(GIVEN EXERCISE):
Using the records provided below, locate and copy each line that contains the word "podlagi".

━━━

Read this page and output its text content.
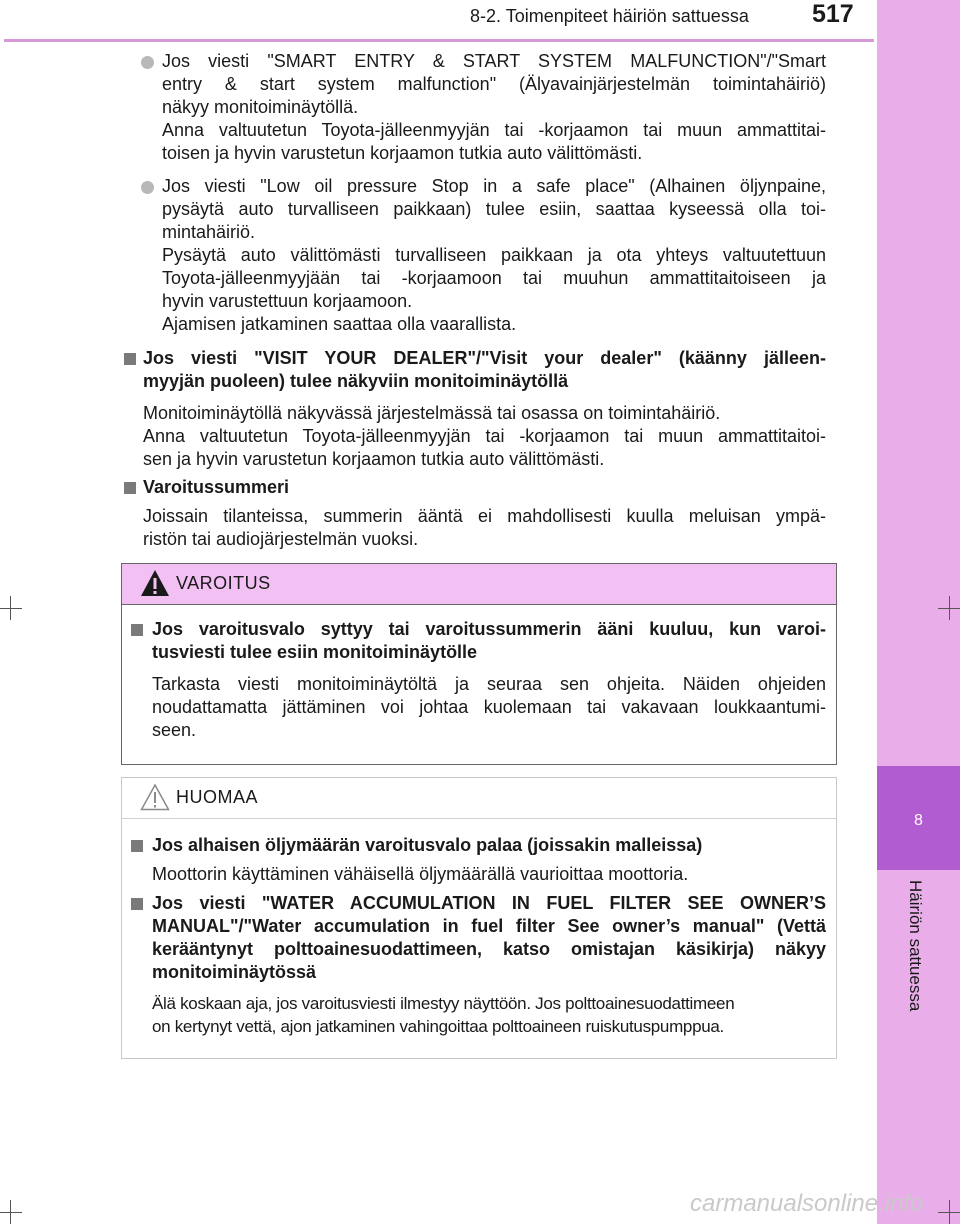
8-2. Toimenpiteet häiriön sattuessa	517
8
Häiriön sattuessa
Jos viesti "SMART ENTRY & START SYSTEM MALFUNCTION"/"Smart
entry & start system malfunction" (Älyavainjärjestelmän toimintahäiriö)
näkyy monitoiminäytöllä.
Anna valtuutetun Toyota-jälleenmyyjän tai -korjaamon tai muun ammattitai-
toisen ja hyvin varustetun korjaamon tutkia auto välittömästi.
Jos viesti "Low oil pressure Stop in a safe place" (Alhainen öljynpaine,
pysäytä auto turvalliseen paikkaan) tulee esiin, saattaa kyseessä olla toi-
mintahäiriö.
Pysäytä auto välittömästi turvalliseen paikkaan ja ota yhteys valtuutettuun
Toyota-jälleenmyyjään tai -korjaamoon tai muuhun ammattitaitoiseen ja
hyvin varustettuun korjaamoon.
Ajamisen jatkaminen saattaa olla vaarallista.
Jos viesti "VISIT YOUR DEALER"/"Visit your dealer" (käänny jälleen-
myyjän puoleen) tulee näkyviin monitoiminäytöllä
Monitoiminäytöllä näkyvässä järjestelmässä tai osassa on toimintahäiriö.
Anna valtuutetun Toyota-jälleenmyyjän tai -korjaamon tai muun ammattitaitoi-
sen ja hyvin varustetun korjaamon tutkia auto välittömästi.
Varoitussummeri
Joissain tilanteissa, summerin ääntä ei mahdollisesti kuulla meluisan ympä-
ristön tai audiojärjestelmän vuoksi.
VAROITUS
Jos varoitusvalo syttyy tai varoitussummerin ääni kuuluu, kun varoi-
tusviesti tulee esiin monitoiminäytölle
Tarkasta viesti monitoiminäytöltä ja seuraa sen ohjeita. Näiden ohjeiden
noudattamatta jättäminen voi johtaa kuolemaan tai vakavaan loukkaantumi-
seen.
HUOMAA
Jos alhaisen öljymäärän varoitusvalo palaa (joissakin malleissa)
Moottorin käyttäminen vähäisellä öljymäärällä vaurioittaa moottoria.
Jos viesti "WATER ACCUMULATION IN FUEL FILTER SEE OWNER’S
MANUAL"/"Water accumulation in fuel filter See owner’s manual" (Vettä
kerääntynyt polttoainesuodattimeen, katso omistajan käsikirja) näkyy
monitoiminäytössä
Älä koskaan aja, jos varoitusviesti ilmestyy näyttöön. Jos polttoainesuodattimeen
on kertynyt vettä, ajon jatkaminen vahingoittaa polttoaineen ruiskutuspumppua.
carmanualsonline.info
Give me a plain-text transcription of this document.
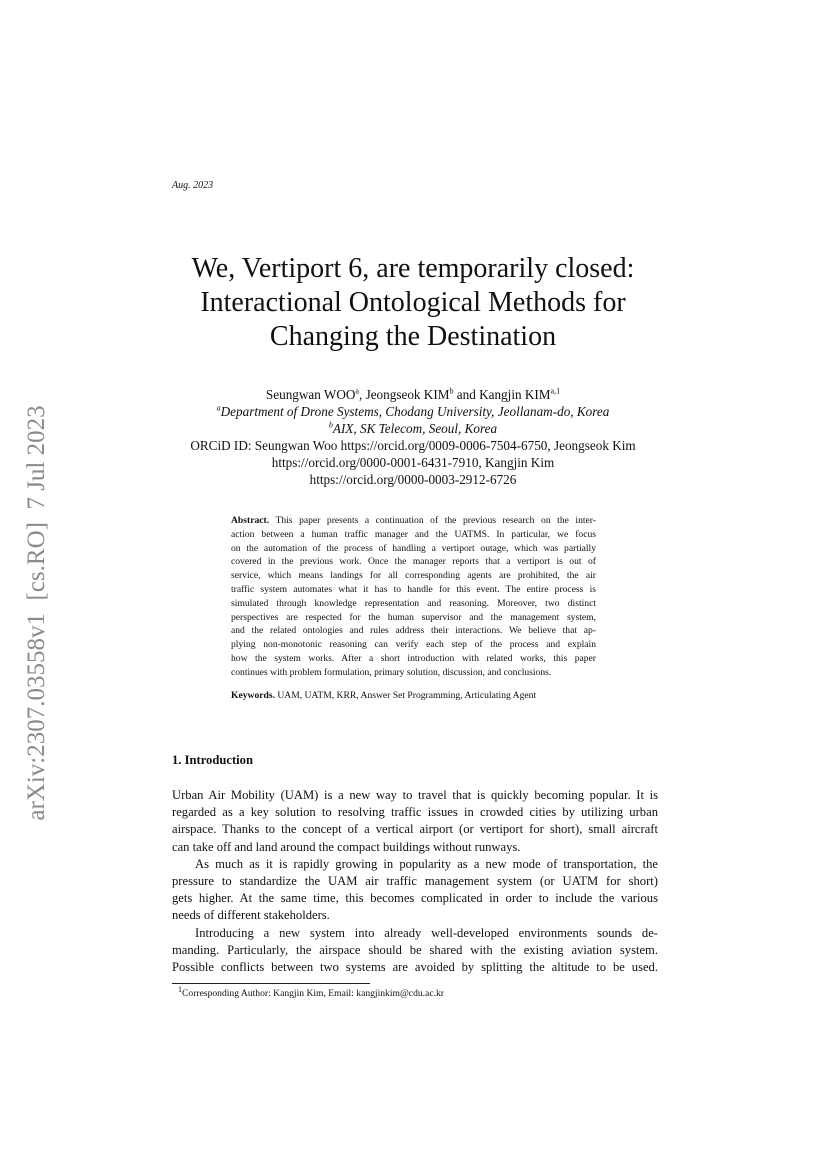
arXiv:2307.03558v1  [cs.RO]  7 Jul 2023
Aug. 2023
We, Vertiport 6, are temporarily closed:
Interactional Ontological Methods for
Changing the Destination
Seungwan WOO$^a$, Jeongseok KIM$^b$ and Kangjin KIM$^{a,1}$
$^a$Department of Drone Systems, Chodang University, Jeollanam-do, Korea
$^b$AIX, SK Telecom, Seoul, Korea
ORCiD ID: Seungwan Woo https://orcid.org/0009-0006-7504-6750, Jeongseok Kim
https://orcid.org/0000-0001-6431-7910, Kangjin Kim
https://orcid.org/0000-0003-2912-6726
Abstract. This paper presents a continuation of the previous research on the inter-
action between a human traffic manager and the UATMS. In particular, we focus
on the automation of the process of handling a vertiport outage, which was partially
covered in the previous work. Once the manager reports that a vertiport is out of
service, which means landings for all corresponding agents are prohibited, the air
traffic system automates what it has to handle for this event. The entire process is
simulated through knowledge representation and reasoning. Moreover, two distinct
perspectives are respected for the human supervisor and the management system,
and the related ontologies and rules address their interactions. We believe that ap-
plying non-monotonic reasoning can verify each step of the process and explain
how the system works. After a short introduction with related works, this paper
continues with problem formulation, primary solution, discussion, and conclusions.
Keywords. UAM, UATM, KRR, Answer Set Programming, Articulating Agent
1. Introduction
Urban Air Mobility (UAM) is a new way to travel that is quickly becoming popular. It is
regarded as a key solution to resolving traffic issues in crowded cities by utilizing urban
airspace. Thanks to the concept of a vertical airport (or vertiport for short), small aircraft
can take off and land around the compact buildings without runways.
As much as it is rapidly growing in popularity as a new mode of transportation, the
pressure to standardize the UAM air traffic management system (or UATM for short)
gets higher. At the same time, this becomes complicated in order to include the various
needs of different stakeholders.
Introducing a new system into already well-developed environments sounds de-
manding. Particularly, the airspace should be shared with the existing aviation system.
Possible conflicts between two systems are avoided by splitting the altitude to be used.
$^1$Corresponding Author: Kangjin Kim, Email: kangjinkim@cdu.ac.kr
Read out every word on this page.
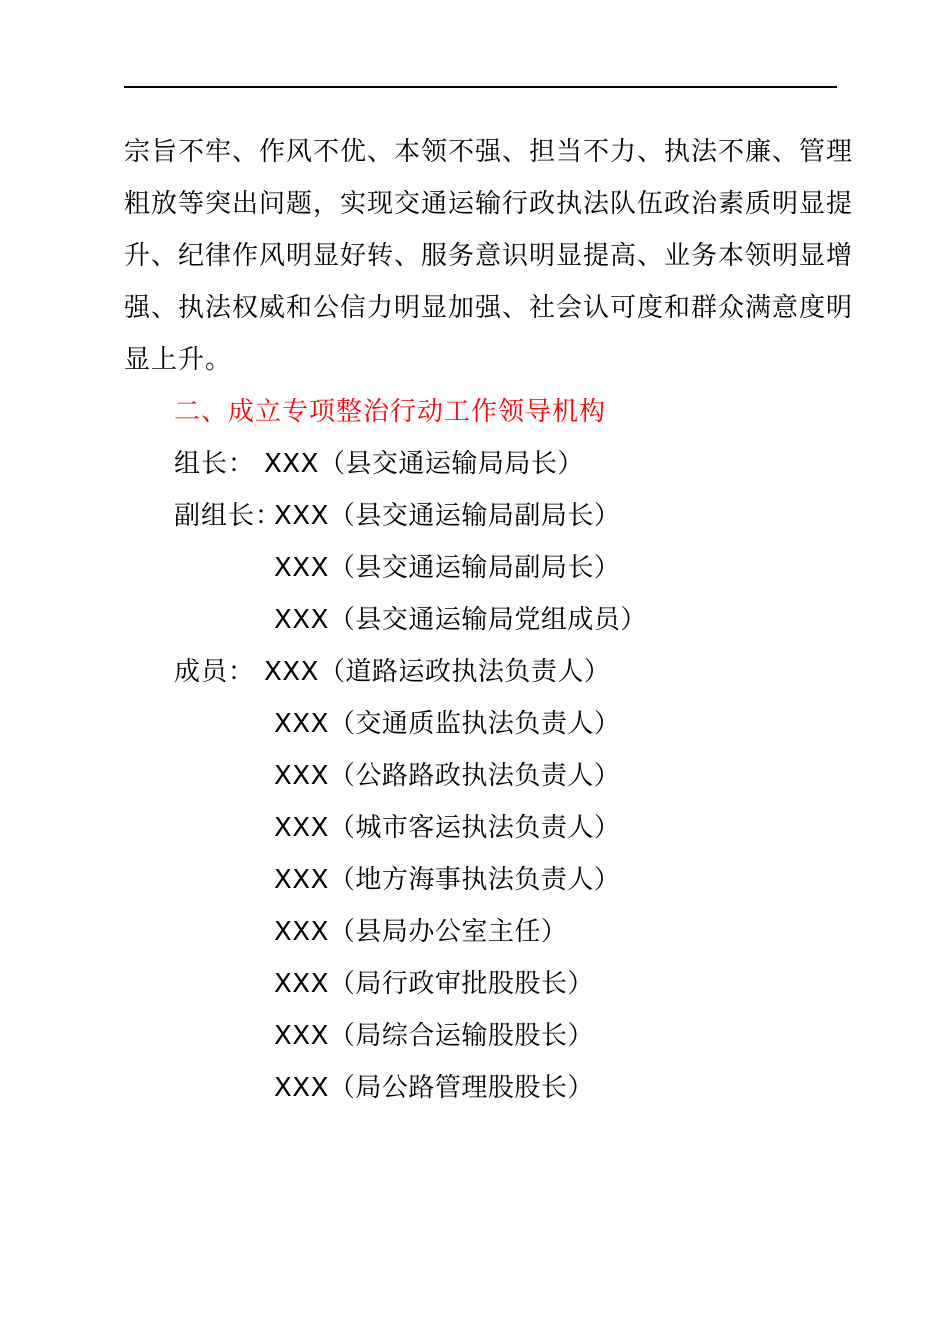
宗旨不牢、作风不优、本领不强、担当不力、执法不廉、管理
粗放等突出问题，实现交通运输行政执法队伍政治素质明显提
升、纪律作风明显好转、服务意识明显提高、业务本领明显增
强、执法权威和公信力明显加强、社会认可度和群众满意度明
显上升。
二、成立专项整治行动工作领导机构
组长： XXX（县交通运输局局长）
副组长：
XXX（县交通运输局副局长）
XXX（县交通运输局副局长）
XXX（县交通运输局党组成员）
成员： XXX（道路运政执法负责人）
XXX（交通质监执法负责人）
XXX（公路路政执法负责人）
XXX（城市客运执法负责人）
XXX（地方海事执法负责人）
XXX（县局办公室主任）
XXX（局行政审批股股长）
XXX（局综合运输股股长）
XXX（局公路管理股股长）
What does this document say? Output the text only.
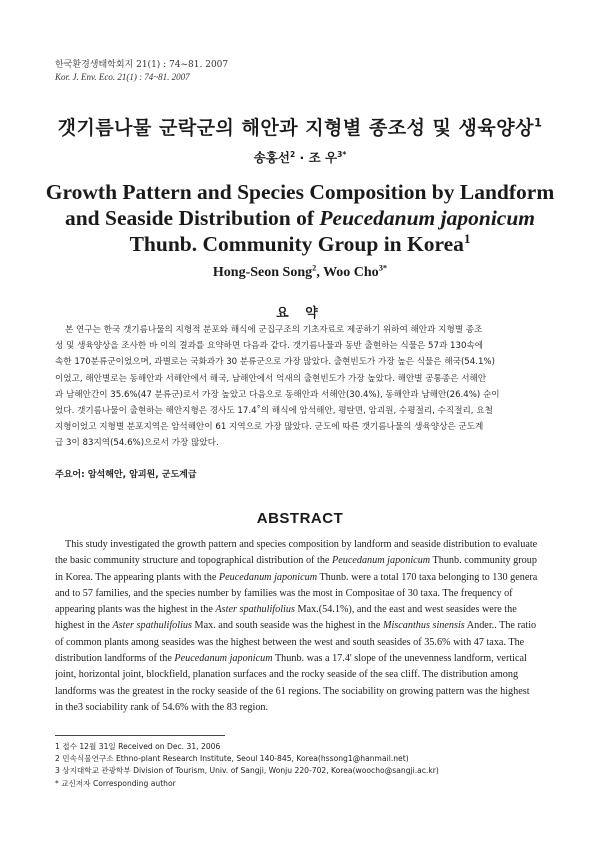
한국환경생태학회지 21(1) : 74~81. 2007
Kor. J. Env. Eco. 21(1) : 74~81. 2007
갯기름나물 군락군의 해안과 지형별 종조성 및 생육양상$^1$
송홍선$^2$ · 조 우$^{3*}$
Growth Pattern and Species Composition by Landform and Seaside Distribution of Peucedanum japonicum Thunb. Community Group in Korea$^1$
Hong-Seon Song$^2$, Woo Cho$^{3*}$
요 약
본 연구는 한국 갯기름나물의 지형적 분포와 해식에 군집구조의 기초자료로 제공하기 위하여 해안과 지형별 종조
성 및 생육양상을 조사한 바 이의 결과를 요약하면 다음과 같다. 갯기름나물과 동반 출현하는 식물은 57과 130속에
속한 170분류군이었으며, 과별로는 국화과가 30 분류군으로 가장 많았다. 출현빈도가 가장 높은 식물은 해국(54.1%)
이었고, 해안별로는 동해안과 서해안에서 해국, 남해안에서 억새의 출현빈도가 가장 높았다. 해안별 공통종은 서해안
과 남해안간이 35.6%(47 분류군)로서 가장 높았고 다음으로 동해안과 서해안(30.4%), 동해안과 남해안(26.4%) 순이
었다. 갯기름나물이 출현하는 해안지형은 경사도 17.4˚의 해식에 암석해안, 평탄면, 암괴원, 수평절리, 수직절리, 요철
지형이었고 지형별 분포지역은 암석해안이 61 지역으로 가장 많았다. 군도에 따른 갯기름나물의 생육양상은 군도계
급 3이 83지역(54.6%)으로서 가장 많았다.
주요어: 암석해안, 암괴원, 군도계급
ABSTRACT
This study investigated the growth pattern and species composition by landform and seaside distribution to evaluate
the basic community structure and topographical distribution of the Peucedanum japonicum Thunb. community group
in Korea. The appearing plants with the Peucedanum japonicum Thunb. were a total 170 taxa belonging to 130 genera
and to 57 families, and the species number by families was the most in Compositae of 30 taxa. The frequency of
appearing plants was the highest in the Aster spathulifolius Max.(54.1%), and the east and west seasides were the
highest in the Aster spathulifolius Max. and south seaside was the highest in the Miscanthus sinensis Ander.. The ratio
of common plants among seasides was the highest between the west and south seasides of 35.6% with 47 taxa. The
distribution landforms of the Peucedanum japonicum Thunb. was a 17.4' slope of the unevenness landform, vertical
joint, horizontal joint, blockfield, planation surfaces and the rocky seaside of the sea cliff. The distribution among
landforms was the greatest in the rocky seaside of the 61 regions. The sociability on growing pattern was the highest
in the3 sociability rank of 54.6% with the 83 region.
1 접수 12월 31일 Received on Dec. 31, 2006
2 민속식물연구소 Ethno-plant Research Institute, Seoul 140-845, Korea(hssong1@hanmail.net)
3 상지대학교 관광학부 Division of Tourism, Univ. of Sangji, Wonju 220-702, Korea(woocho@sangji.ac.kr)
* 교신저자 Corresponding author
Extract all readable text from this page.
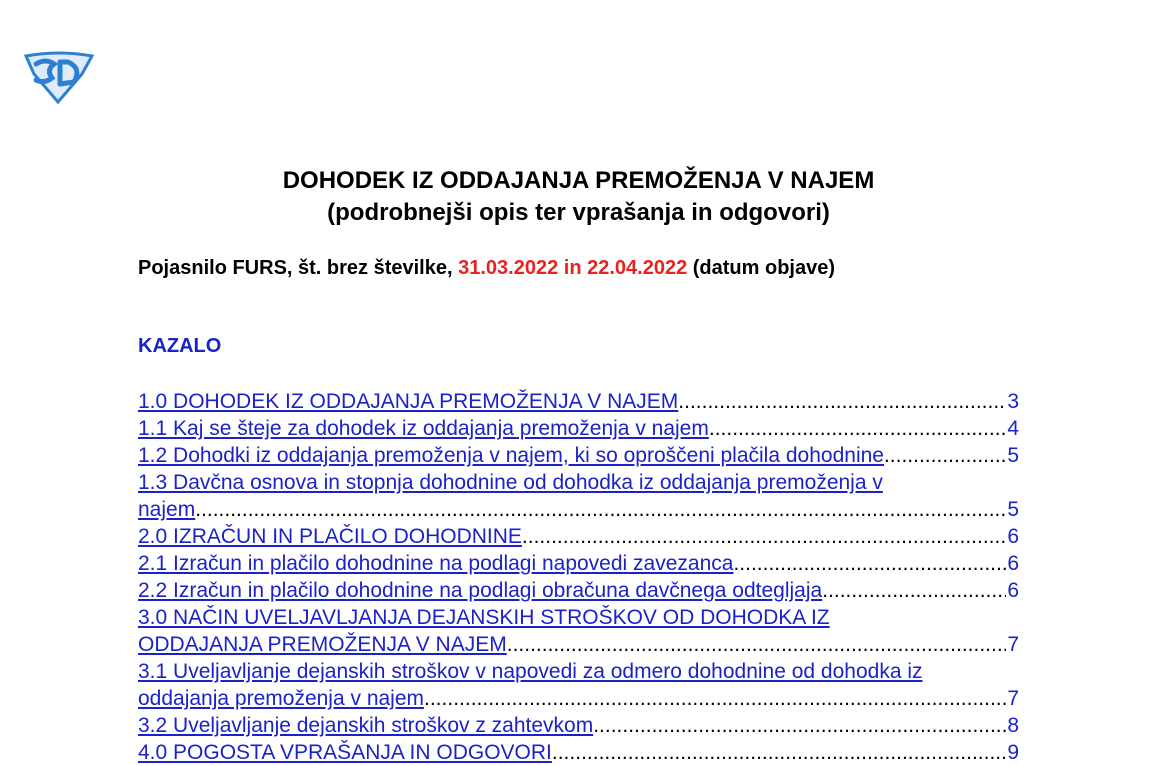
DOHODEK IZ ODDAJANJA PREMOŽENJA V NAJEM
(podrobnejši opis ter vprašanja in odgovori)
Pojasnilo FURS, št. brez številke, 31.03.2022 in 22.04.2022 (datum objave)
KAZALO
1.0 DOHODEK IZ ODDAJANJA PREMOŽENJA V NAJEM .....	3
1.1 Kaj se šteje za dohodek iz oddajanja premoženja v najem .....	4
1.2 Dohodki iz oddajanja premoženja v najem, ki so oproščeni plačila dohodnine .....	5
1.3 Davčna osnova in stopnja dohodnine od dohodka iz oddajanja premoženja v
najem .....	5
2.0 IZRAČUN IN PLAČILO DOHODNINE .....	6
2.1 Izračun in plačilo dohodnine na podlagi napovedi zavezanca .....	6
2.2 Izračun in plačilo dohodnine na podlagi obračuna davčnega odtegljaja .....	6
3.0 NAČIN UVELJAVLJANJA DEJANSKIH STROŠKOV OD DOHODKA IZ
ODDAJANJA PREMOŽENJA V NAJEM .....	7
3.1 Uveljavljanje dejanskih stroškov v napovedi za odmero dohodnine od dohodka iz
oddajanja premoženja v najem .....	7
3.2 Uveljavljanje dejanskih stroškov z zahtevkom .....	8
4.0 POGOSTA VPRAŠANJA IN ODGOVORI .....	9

━━━

(FINAL RESULT):
2.1 Izračun in plačilo dohodnine na podlagi napovedi zavezanca .....	6
2.2 Izračun in plačilo dohodnine na podlagi obračuna davčnega odtegljaja .....	6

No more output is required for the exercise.